[Begin Dataset content]
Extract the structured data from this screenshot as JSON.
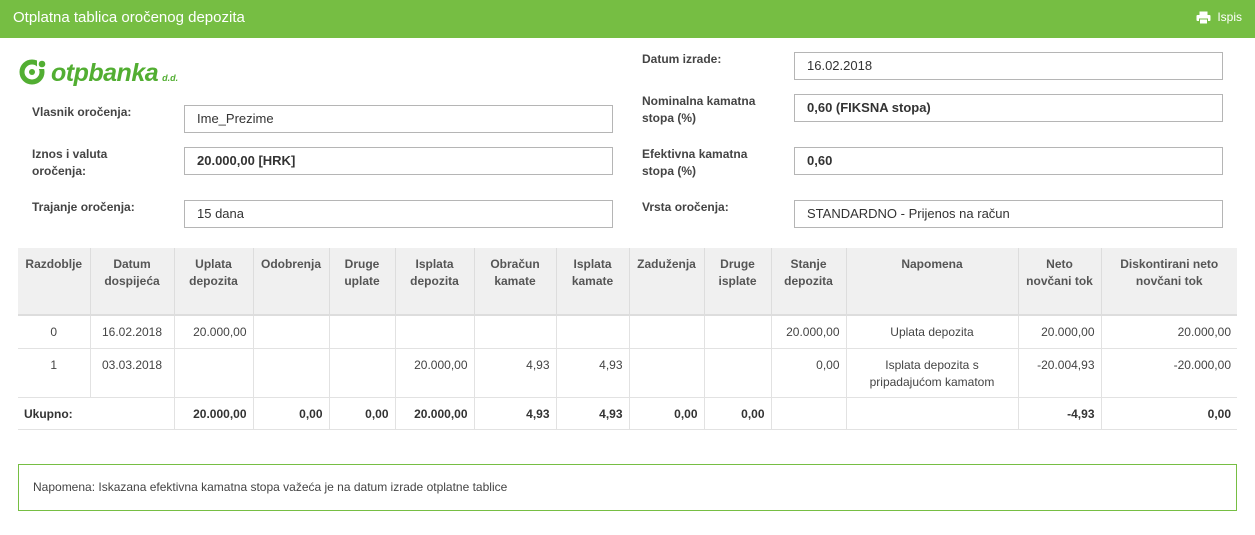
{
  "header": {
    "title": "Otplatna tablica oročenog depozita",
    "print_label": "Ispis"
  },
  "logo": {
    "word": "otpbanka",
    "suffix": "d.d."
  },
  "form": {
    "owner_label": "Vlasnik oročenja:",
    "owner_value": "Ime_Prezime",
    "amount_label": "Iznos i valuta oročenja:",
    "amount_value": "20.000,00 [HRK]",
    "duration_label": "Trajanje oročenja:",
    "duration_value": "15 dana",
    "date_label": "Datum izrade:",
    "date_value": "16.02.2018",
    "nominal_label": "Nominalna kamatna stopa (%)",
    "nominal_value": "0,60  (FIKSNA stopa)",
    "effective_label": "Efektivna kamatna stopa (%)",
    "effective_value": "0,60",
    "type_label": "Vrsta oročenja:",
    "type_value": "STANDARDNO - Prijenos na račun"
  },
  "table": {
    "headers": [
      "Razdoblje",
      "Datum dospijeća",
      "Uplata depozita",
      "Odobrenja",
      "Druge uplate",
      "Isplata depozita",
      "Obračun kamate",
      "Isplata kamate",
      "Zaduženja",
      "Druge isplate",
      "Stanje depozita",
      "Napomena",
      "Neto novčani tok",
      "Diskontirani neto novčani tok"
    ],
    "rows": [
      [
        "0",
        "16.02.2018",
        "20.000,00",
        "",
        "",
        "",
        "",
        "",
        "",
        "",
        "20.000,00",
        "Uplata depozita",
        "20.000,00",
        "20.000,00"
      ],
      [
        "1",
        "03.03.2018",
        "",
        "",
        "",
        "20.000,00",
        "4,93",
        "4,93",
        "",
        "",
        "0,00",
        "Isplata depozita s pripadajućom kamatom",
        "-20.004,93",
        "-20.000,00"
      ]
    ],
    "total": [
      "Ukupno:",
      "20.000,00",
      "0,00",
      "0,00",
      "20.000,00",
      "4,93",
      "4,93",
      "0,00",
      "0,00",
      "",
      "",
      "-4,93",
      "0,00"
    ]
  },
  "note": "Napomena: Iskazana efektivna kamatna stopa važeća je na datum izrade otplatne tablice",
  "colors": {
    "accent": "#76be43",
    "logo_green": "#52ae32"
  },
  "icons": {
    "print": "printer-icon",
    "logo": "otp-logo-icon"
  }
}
[End Dataset content]
_What to do_: Repeat the material above word for word and skip every image in it.

_Full output_:
Extract the structured data from this screenshot as JSON.
{
  "header": {
    "title": "Otplatna tablica oročenog depozita",
    "print_label": "Ispis"
  },
  "logo": {
    "word": "otpbanka",
    "suffix": "d.d."
  },
  "form": {
    "owner_label": "Vlasnik oročenja:",
    "owner_value": "Ime_Prezime",
    "amount_label": "Iznos i valuta oročenja:",
    "amount_value": "20.000,00 [HRK]",
    "duration_label": "Trajanje oročenja:",
    "duration_value": "15 dana",
    "date_label": "Datum izrade:",
    "date_value": "16.02.2018",
    "nominal_label": "Nominalna kamatna stopa (%)",
    "nominal_value": "0,60  (FIKSNA stopa)",
    "effective_label": "Efektivna kamatna stopa (%)",
    "effective_value": "0,60",
    "type_label": "Vrsta oročenja:",
    "type_value": "STANDARDNO - Prijenos na račun"
  },
  "table": {
    "headers": [
      "Razdoblje",
      "Datum dospijeća",
      "Uplata depozita",
      "Odobrenja",
      "Druge uplate",
      "Isplata depozita",
      "Obračun kamate",
      "Isplata kamate",
      "Zaduženja",
      "Druge isplate",
      "Stanje depozita",
      "Napomena",
      "Neto novčani tok",
      "Diskontirani neto novčani tok"
    ],
    "rows": [
      [
        "0",
        "16.02.2018",
        "20.000,00",
        "",
        "",
        "",
        "",
        "",
        "",
        "",
        "20.000,00",
        "Uplata depozita",
        "20.000,00",
        "20.000,00"
      ],
      [
        "1",
        "03.03.2018",
        "",
        "",
        "",
        "20.000,00",
        "4,93",
        "4,93",
        "",
        "",
        "0,00",
        "Isplata depozita s pripadajućom kamatom",
        "-20.004,93",
        "-20.000,00"
      ]
    ],
    "total": [
      "Ukupno:",
      "20.000,00",
      "0,00",
      "0,00",
      "20.000,00",
      "4,93",
      "4,93",
      "0,00",
      "0,00",
      "",
      "",
      "-4,93",
      "0,00"
    ]
  },
  "note": "Napomena: Iskazana efektivna kamatna stopa važeća je na datum izrade otplatne tablice",
  "colors": {
    "accent": "#76be43",
    "logo_green": "#52ae32"
  },
  "icons": {
    "print": "printer-icon",
    "logo": "otp-logo-icon"
  }
}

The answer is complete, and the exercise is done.